* WORK TO BE COMPLETED
Reproduce every line of the items below word for word, omitting the pictures.

* ROWS

········

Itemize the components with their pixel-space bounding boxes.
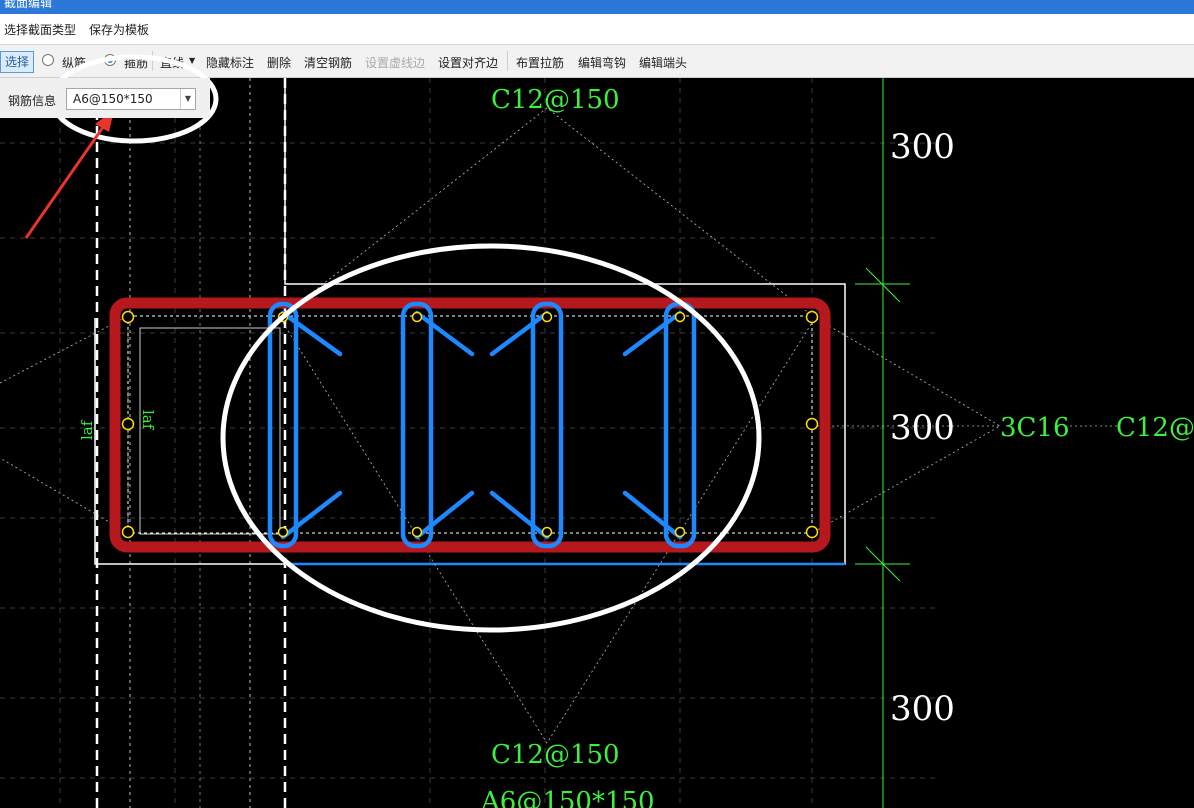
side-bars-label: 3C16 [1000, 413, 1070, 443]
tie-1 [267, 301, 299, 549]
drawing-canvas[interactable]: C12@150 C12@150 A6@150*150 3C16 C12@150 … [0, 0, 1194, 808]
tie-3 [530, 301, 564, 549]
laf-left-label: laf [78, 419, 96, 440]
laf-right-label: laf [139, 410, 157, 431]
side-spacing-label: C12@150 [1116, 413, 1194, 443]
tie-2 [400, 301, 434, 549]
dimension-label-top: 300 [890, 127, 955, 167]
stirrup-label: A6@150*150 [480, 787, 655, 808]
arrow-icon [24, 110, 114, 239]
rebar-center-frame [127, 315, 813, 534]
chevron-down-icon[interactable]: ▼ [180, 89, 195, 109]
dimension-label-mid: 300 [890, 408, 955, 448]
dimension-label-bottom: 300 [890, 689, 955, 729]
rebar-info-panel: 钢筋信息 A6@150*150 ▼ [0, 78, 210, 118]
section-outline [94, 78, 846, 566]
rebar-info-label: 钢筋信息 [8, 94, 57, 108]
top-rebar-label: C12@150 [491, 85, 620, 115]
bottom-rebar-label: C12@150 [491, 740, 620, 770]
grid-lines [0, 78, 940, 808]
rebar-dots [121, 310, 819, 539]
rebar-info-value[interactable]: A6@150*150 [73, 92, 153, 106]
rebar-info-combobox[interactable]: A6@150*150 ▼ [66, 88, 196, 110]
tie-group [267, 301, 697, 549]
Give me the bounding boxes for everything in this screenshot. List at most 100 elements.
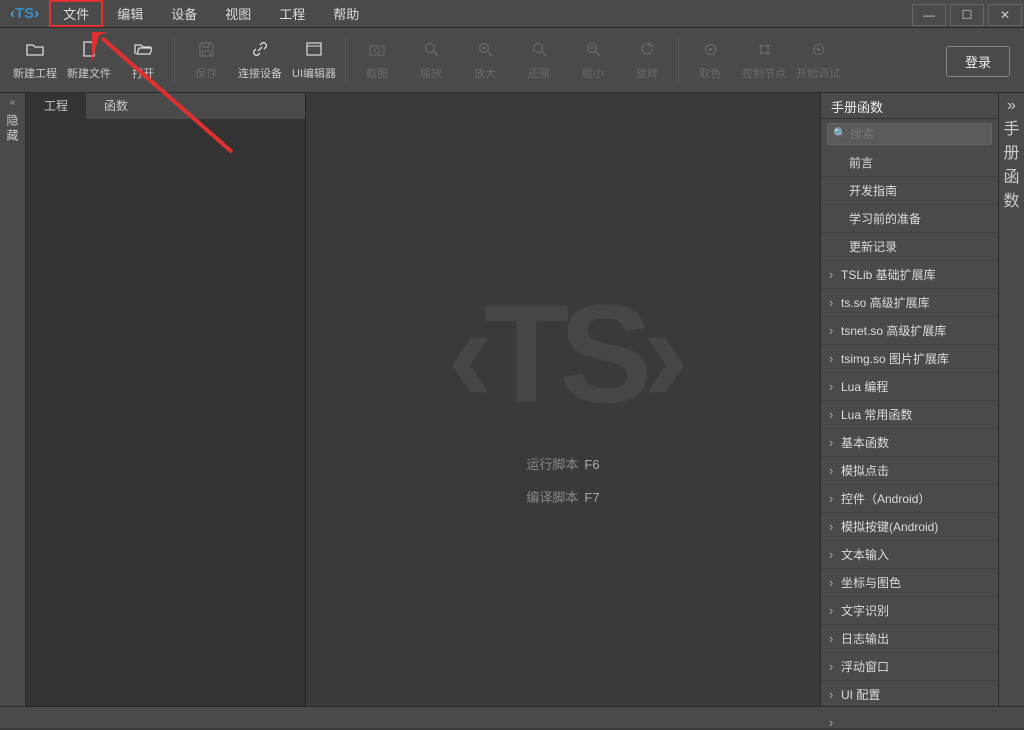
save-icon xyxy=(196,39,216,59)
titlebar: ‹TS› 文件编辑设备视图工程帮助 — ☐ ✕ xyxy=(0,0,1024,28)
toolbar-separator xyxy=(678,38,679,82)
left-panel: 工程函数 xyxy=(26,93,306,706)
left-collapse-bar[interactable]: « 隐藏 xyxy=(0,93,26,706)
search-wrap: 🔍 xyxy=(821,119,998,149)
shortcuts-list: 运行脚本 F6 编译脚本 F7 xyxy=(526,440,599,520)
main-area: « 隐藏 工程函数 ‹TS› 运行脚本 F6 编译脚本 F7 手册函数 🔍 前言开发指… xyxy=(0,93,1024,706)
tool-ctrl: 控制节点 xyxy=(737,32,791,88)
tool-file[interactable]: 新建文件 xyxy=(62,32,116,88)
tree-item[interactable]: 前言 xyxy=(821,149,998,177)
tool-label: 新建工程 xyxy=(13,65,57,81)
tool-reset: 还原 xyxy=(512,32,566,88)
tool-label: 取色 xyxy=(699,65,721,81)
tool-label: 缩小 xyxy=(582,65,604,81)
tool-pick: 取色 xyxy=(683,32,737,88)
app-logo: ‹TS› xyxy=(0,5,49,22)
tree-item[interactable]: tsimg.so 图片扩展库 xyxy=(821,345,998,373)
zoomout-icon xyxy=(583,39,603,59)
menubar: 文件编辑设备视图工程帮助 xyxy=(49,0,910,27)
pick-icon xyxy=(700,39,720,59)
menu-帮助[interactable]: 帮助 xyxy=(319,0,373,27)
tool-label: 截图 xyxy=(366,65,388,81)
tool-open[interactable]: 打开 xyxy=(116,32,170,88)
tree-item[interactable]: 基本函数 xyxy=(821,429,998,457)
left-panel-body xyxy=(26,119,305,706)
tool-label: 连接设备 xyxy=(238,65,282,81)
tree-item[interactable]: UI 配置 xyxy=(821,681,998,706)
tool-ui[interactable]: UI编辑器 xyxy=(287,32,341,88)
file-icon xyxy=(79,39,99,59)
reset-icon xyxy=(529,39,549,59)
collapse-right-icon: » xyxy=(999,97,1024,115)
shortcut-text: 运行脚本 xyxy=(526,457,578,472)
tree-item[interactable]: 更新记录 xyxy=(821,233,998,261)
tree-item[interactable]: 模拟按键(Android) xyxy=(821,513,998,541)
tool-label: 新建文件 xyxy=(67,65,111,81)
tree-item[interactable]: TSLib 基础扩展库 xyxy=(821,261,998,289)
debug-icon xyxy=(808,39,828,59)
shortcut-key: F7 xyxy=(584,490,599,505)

········

* TASK SOLUTION
Itemize the components with their pixel-space bounding boxes.
side-bars-label: 3C16 [1000, 413, 1070, 443]
tie-1 [267, 301, 299, 549]
drawing-canvas[interactable]: C12@150 C12@150 A6@150*150 3C16 C12@150 … [0, 0, 1194, 808]
tie-3 [530, 301, 564, 549]
laf-left-label: laf [78, 419, 96, 440]
laf-right-label: laf [139, 410, 157, 431]
side-spacing-label: C12@150 [1116, 413, 1194, 443]
tie-2 [400, 301, 434, 549]
dimension-label-top: 300 [890, 127, 955, 167]
stirrup-label: A6@150*150 [480, 787, 655, 808]
arrow-icon [24, 110, 114, 239]
rebar-center-frame [127, 315, 813, 534]
chevron-down-icon[interactable]: ▼ [180, 89, 195, 109]
dimension-label-mid: 300 [890, 408, 955, 448]
dimension-label-bottom: 300 [890, 689, 955, 729]
rebar-info-panel: 钢筋信息 A6@150*150 ▼ [0, 78, 210, 118]
section-outline [94, 78, 846, 566]
rebar-info-label: 钢筋信息 [8, 94, 57, 108]
top-rebar-label: C12@150 [491, 85, 620, 115]
bottom-rebar-label: C12@150 [491, 740, 620, 770]
grid-lines [0, 78, 940, 808]
rebar-dots [121, 310, 819, 539]
rebar-info-value[interactable]: A6@150*150 [73, 92, 153, 106]
rebar-info-combobox[interactable]: A6@150*150 ▼ [66, 88, 196, 110]
tie-group [267, 301, 697, 549]
Give me the bounding boxes for everything in this screenshot. List at most 100 elements.
save-icon xyxy=(196,39,216,59)
titlebar: ‹TS› 文件编辑设备视图工程帮助 — ☐ ✕ xyxy=(0,0,1024,28)
toolbar-separator xyxy=(678,38,679,82)
left-panel: 工程函数 xyxy=(26,93,306,706)
left-collapse-bar[interactable]: « 隐藏 xyxy=(0,93,26,706)
search-wrap: 🔍 xyxy=(821,119,998,149)
shortcuts-list: 运行脚本 F6 编译脚本 F7 xyxy=(526,440,599,520)
main-area: « 隐藏 工程函数 ‹TS› 运行脚本 F6 编译脚本 F7 手册函数 🔍 前言开发指… xyxy=(0,93,1024,706)
tool-ctrl: 控制节点 xyxy=(737,32,791,88)
tool-file[interactable]: 新建文件 xyxy=(62,32,116,88)
tree-item[interactable]: 前言 xyxy=(821,149,998,177)
tool-label: 新建工程 xyxy=(13,65,57,81)
tool-reset: 还原 xyxy=(512,32,566,88)
tool-label: 取色 xyxy=(699,65,721,81)
tool-label: 缩小 xyxy=(582,65,604,81)
tool-pick: 取色 xyxy=(683,32,737,88)
app-logo: ‹TS› xyxy=(0,5,49,22)
tree-item[interactable]: tsimg.so 图片扩展库 xyxy=(821,345,998,373)
zoomout-icon xyxy=(583,39,603,59)
menubar: 文件编辑设备视图工程帮助 xyxy=(49,0,910,27)
pick-icon xyxy=(700,39,720,59)
menu-帮助[interactable]: 帮助 xyxy=(319,0,373,27)
tool-label: 截图 xyxy=(366,65,388,81)
tool-open[interactable]: 打开 xyxy=(116,32,170,88)
tree-item[interactable]: 基本函数 xyxy=(821,429,998,457)
left-panel-body xyxy=(26,119,305,706)
tool-label: 连接设备 xyxy=(238,65,282,81)
tree-item[interactable]: UI 配置 xyxy=(821,681,998,706)
tool-ui[interactable]: UI编辑器 xyxy=(287,32,341,88)
file-icon xyxy=(79,39,99,59)
reset-icon xyxy=(529,39,549,59)
collapse-right-icon: » xyxy=(999,97,1024,115)
shortcut-text: 运行脚本 xyxy=(526,457,578,472)
tree-item[interactable]: 更新记录 xyxy=(821,233,998,261)
tree-item[interactable]: 模拟按键(Android) xyxy=(821,513,998,541)
tool-label: 新建文件 xyxy=(67,65,111,81)
tree-item[interactable]: TSLib 基础扩展库 xyxy=(821,261,998,289)
debug-icon xyxy=(808,39,828,59)
shortcut-key: F7 xyxy=(584,490,599,505)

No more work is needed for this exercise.